Material provided:
--- --- ---

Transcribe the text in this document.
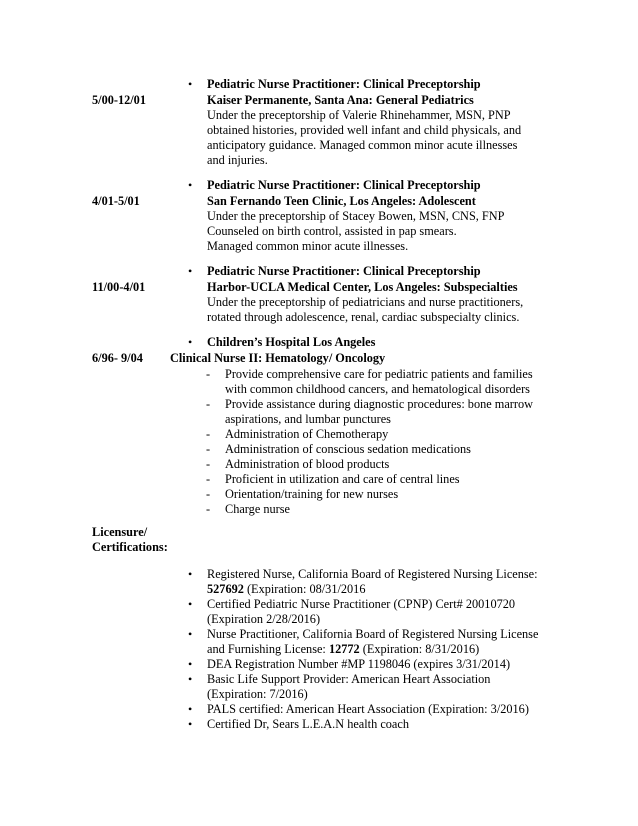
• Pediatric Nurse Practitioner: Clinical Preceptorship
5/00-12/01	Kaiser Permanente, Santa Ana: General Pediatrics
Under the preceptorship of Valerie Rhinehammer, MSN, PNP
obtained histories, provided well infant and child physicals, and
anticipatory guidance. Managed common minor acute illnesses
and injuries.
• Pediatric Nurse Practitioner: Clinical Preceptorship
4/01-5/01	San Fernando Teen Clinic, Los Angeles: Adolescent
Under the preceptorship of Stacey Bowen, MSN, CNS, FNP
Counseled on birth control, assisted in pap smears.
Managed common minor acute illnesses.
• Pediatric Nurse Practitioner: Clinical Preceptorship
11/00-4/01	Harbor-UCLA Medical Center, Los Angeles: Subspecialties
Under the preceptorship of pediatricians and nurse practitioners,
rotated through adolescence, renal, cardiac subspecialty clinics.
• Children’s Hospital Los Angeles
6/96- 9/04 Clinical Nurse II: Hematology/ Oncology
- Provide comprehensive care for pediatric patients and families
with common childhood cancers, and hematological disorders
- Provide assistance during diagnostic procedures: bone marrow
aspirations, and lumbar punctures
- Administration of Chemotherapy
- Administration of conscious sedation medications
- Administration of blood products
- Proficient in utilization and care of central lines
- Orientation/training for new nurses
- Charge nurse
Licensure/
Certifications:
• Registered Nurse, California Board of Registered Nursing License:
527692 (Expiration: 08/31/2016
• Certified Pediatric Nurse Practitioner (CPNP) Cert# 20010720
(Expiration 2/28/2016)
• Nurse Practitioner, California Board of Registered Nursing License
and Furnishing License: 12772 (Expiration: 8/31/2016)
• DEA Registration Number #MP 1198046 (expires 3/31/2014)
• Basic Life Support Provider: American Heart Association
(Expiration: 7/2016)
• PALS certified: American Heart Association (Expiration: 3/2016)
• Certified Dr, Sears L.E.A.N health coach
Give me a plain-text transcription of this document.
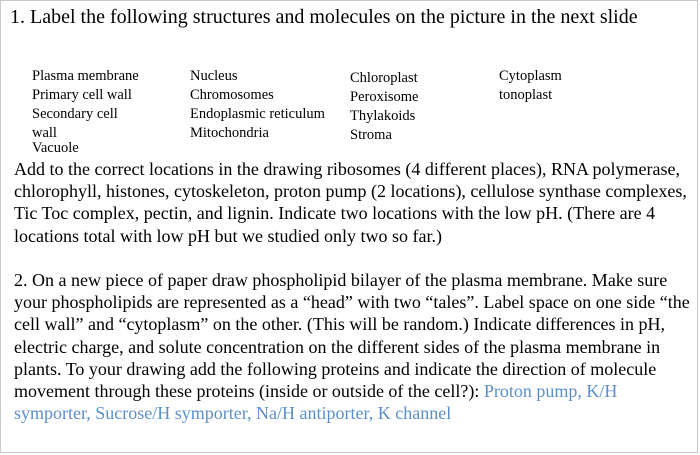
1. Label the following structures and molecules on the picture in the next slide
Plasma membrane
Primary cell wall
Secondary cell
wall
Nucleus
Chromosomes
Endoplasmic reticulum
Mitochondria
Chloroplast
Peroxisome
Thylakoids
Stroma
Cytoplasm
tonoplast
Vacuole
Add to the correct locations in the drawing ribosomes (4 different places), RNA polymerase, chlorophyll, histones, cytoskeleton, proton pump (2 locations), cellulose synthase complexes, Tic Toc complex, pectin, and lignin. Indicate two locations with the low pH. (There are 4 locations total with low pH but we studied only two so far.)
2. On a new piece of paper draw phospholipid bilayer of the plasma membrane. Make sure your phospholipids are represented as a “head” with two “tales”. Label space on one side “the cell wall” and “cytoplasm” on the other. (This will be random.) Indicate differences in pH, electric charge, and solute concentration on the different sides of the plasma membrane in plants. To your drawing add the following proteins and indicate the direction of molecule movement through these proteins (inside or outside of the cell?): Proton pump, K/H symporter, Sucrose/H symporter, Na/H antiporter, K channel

--- --- ---

Problem details: Report the number of lines in the listing where the string "different" appears, and nothing besides.

Answer to this problem: 2